====== RAW RECORDS ======

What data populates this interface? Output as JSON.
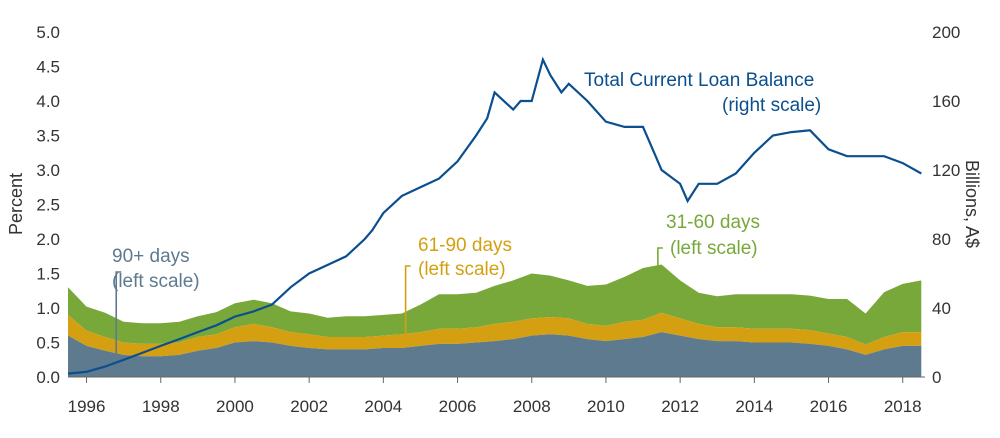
{
  "chart_data": {
    "type": "area",
    "ylabel_left": "Percent",
    "ylabel_right": "Billions, A$",
    "y_left_range": [
      0,
      5
    ],
    "y_right_range": [
      0,
      200
    ],
    "y_left_ticks": [
      "0.0",
      "0.5",
      "1.0",
      "1.5",
      "2.0",
      "2.5",
      "3.0",
      "3.5",
      "4.0",
      "4.5",
      "5.0"
    ],
    "y_right_ticks": [
      "0",
      "40",
      "80",
      "120",
      "160",
      "200"
    ],
    "x_range": [
      1995.5,
      2018.6
    ],
    "x_ticks": [
      {
        "value": 1996,
        "label": "1996"
      },
      {
        "value": 1998,
        "label": "1998"
      },
      {
        "value": 2000,
        "label": "2000"
      },
      {
        "value": 2002,
        "label": "2002"
      },
      {
        "value": 2004,
        "label": "2004"
      },
      {
        "value": 2006,
        "label": "2006"
      },
      {
        "value": 2008,
        "label": "2008"
      },
      {
        "value": 2010,
        "label": "2010"
      },
      {
        "value": 2012,
        "label": "2012"
      },
      {
        "value": 2014,
        "label": "2014"
      },
      {
        "value": 2016,
        "label": "2016"
      },
      {
        "value": 2018,
        "label": "2018"
      }
    ],
    "grid": false,
    "colors": {
      "days_90_plus": "#5e7a8f",
      "days_61_90": "#d4a012",
      "days_31_60": "#78a83a",
      "total_balance": "#0b4f8e"
    },
    "series_stacked_percent": {
      "x": [
        1995.5,
        1996.0,
        1996.5,
        1997.0,
        1997.5,
        1998.0,
        1998.5,
        1999.0,
        1999.5,
        2000.0,
        2000.5,
        2001.0,
        2001.5,
        2002.0,
        2002.5,
        2003.0,
        2003.5,
        2004.0,
        2004.5,
        2005.0,
        2005.5,
        2006.0,
        2006.5,
        2007.0,
        2007.5,
        2008.0,
        2008.5,
        2009.0,
        2009.5,
        2010.0,
        2010.5,
        2011.0,
        2011.5,
        2012.0,
        2012.5,
        2013.0,
        2013.5,
        2014.0,
        2014.5,
        2015.0,
        2015.5,
        2016.0,
        2016.5,
        2017.0,
        2017.5,
        2018.0,
        2018.5
      ],
      "days_90_plus": [
        0.6,
        0.45,
        0.38,
        0.32,
        0.3,
        0.3,
        0.32,
        0.38,
        0.42,
        0.5,
        0.52,
        0.5,
        0.45,
        0.42,
        0.4,
        0.4,
        0.4,
        0.42,
        0.42,
        0.45,
        0.48,
        0.48,
        0.5,
        0.52,
        0.55,
        0.6,
        0.62,
        0.6,
        0.55,
        0.52,
        0.55,
        0.58,
        0.65,
        0.6,
        0.55,
        0.52,
        0.52,
        0.5,
        0.5,
        0.5,
        0.48,
        0.45,
        0.4,
        0.32,
        0.4,
        0.45,
        0.45
      ],
      "days_61_90": [
        0.3,
        0.22,
        0.2,
        0.18,
        0.18,
        0.18,
        0.18,
        0.2,
        0.2,
        0.22,
        0.25,
        0.22,
        0.2,
        0.2,
        0.18,
        0.18,
        0.18,
        0.18,
        0.2,
        0.2,
        0.22,
        0.22,
        0.22,
        0.25,
        0.25,
        0.25,
        0.25,
        0.25,
        0.22,
        0.22,
        0.25,
        0.25,
        0.28,
        0.25,
        0.22,
        0.2,
        0.2,
        0.2,
        0.2,
        0.2,
        0.2,
        0.18,
        0.18,
        0.15,
        0.18,
        0.2,
        0.2
      ],
      "days_31_60": [
        0.4,
        0.35,
        0.35,
        0.3,
        0.3,
        0.3,
        0.3,
        0.3,
        0.32,
        0.35,
        0.35,
        0.35,
        0.3,
        0.3,
        0.28,
        0.3,
        0.3,
        0.3,
        0.3,
        0.4,
        0.5,
        0.5,
        0.5,
        0.55,
        0.6,
        0.65,
        0.6,
        0.55,
        0.55,
        0.6,
        0.65,
        0.75,
        0.7,
        0.55,
        0.45,
        0.45,
        0.48,
        0.5,
        0.5,
        0.5,
        0.5,
        0.5,
        0.55,
        0.45,
        0.65,
        0.7,
        0.75
      ]
    },
    "series_total_balance_billions": {
      "x": [
        1995.5,
        1996.0,
        1996.5,
        1997.0,
        1997.5,
        1998.0,
        1998.5,
        1999.0,
        1999.5,
        2000.0,
        2000.5,
        2001.0,
        2001.5,
        2002.0,
        2002.5,
        2003.0,
        2003.5,
        2003.7,
        2004.0,
        2004.5,
        2005.0,
        2005.5,
        2006.0,
        2006.5,
        2006.8,
        2007.0,
        2007.5,
        2007.7,
        2008.0,
        2008.3,
        2008.5,
        2008.8,
        2009.0,
        2009.5,
        2010.0,
        2010.5,
        2011.0,
        2011.3,
        2011.5,
        2012.0,
        2012.2,
        2012.5,
        2013.0,
        2013.5,
        2014.0,
        2014.5,
        2015.0,
        2015.5,
        2016.0,
        2016.5,
        2017.0,
        2017.5,
        2018.0,
        2018.5
      ],
      "values": [
        2,
        3,
        6,
        10,
        14,
        18,
        22,
        26,
        30,
        35,
        38,
        42,
        52,
        60,
        65,
        70,
        80,
        85,
        95,
        105,
        110,
        115,
        125,
        140,
        150,
        165,
        155,
        160,
        160,
        184,
        175,
        165,
        170,
        160,
        148,
        145,
        145,
        130,
        120,
        112,
        102,
        112,
        112,
        118,
        130,
        140,
        142,
        143,
        132,
        128,
        128,
        128,
        124,
        118
      ]
    },
    "annotations": [
      {
        "text": "Total Current Loan Balance",
        "color": "#0b4f8e"
      },
      {
        "text": "(right scale)",
        "color": "#0b4f8e"
      },
      {
        "text": "90+ days",
        "color": "#5e7a8f"
      },
      {
        "text": "(left scale)",
        "color": "#5e7a8f"
      },
      {
        "text": "61-90 days",
        "color": "#d4a012"
      },
      {
        "text": "(left scale)",
        "color": "#d4a012"
      },
      {
        "text": "31-60 days",
        "color": "#78a83a"
      },
      {
        "text": "(left scale)",
        "color": "#78a83a"
      }
    ],
    "callout_x": {
      "days_90_plus": 1996.8,
      "days_61_90": 2004.6,
      "days_31_60": 2011.4
    }
  }
}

======

* WRITTEN EXERCISE *
Keep the pictures out and write out the records exactly.

* OUTPUT FOR THIS EXERCISE *
What data populates this interface? Output as JSON.
{
  "chart_data": {
    "type": "area",
    "ylabel_left": "Percent",
    "ylabel_right": "Billions, A$",
    "y_left_range": [
      0,
      5
    ],
    "y_right_range": [
      0,
      200
    ],
    "y_left_ticks": [
      "0.0",
      "0.5",
      "1.0",
      "1.5",
      "2.0",
      "2.5",
      "3.0",
      "3.5",
      "4.0",
      "4.5",
      "5.0"
    ],
    "y_right_ticks": [
      "0",
      "40",
      "80",
      "120",
      "160",
      "200"
    ],
    "x_range": [
      1995.5,
      2018.6
    ],
    "x_ticks": [
      {
        "value": 1996,
        "label": "1996"
      },
      {
        "value": 1998,
        "label": "1998"
      },
      {
        "value": 2000,
        "label": "2000"
      },
      {
        "value": 2002,
        "label": "2002"
      },
      {
        "value": 2004,
        "label": "2004"
      },
      {
        "value": 2006,
        "label": "2006"
      },
      {
        "value": 2008,
        "label": "2008"
      },
      {
        "value": 2010,
        "label": "2010"
      },
      {
        "value": 2012,
        "label": "2012"
      },
      {
        "value": 2014,
        "label": "2014"
      },
      {
        "value": 2016,
        "label": "2016"
      },
      {
        "value": 2018,
        "label": "2018"
      }
    ],
    "grid": false,
    "colors": {
      "days_90_plus": "#5e7a8f",
      "days_61_90": "#d4a012",
      "days_31_60": "#78a83a",
      "total_balance": "#0b4f8e"
    },
    "series_stacked_percent": {
      "x": [
        1995.5,
        1996.0,
        1996.5,
        1997.0,
        1997.5,
        1998.0,
        1998.5,
        1999.0,
        1999.5,
        2000.0,
        2000.5,
        2001.0,
        2001.5,
        2002.0,
        2002.5,
        2003.0,
        2003.5,
        2004.0,
        2004.5,
        2005.0,
        2005.5,
        2006.0,
        2006.5,
        2007.0,
        2007.5,
        2008.0,
        2008.5,
        2009.0,
        2009.5,
        2010.0,
        2010.5,
        2011.0,
        2011.5,
        2012.0,
        2012.5,
        2013.0,
        2013.5,
        2014.0,
        2014.5,
        2015.0,
        2015.5,
        2016.0,
        2016.5,
        2017.0,
        2017.5,
        2018.0,
        2018.5
      ],
      "days_90_plus": [
        0.6,
        0.45,
        0.38,
        0.32,
        0.3,
        0.3,
        0.32,
        0.38,
        0.42,
        0.5,
        0.52,
        0.5,
        0.45,
        0.42,
        0.4,
        0.4,
        0.4,
        0.42,
        0.42,
        0.45,
        0.48,
        0.48,
        0.5,
        0.52,
        0.55,
        0.6,
        0.62,
        0.6,
        0.55,
        0.52,
        0.55,
        0.58,
        0.65,
        0.6,
        0.55,
        0.52,
        0.52,
        0.5,
        0.5,
        0.5,
        0.48,
        0.45,
        0.4,
        0.32,
        0.4,
        0.45,
        0.45
      ],
      "days_61_90": [
        0.3,
        0.22,
        0.2,
        0.18,
        0.18,
        0.18,
        0.18,
        0.2,
        0.2,
        0.22,
        0.25,
        0.22,
        0.2,
        0.2,
        0.18,
        0.18,
        0.18,
        0.18,
        0.2,
        0.2,
        0.22,
        0.22,
        0.22,
        0.25,
        0.25,
        0.25,
        0.25,
        0.25,
        0.22,
        0.22,
        0.25,
        0.25,
        0.28,
        0.25,
        0.22,
        0.2,
        0.2,
        0.2,
        0.2,
        0.2,
        0.2,
        0.18,
        0.18,
        0.15,
        0.18,
        0.2,
        0.2
      ],
      "days_31_60": [
        0.4,
        0.35,
        0.35,
        0.3,
        0.3,
        0.3,
        0.3,
        0.3,
        0.32,
        0.35,
        0.35,
        0.35,
        0.3,
        0.3,
        0.28,
        0.3,
        0.3,
        0.3,
        0.3,
        0.4,
        0.5,
        0.5,
        0.5,
        0.55,
        0.6,
        0.65,
        0.6,
        0.55,
        0.55,
        0.6,
        0.65,
        0.75,
        0.7,
        0.55,
        0.45,
        0.45,
        0.48,
        0.5,
        0.5,
        0.5,
        0.5,
        0.5,
        0.55,
        0.45,
        0.65,
        0.7,
        0.75
      ]
    },
    "series_total_balance_billions": {
      "x": [
        1995.5,
        1996.0,
        1996.5,
        1997.0,
        1997.5,
        1998.0,
        1998.5,
        1999.0,
        1999.5,
        2000.0,
        2000.5,
        2001.0,
        2001.5,
        2002.0,
        2002.5,
        2003.0,
        2003.5,
        2003.7,
        2004.0,
        2004.5,
        2005.0,
        2005.5,
        2006.0,
        2006.5,
        2006.8,
        2007.0,
        2007.5,
        2007.7,
        2008.0,
        2008.3,
        2008.5,
        2008.8,
        2009.0,
        2009.5,
        2010.0,
        2010.5,
        2011.0,
        2011.3,
        2011.5,
        2012.0,
        2012.2,
        2012.5,
        2013.0,
        2013.5,
        2014.0,
        2014.5,
        2015.0,
        2015.5,
        2016.0,
        2016.5,
        2017.0,
        2017.5,
        2018.0,
        2018.5
      ],
      "values": [
        2,
        3,
        6,
        10,
        14,
        18,
        22,
        26,
        30,
        35,
        38,
        42,
        52,
        60,
        65,
        70,
        80,
        85,
        95,
        105,
        110,
        115,
        125,
        140,
        150,
        165,
        155,
        160,
        160,
        184,
        175,
        165,
        170,
        160,
        148,
        145,
        145,
        130,
        120,
        112,
        102,
        112,
        112,
        118,
        130,
        140,
        142,
        143,
        132,
        128,
        128,
        128,
        124,
        118
      ]
    },
    "annotations": [
      {
        "text": "Total Current Loan Balance",
        "color": "#0b4f8e"
      },
      {
        "text": "(right scale)",
        "color": "#0b4f8e"
      },
      {
        "text": "90+ days",
        "color": "#5e7a8f"
      },
      {
        "text": "(left scale)",
        "color": "#5e7a8f"
      },
      {
        "text": "61-90 days",
        "color": "#d4a012"
      },
      {
        "text": "(left scale)",
        "color": "#d4a012"
      },
      {
        "text": "31-60 days",
        "color": "#78a83a"
      },
      {
        "text": "(left scale)",
        "color": "#78a83a"
      }
    ],
    "callout_x": {
      "days_90_plus": 1996.8,
      "days_61_90": 2004.6,
      "days_31_60": 2011.4
    }
  }
}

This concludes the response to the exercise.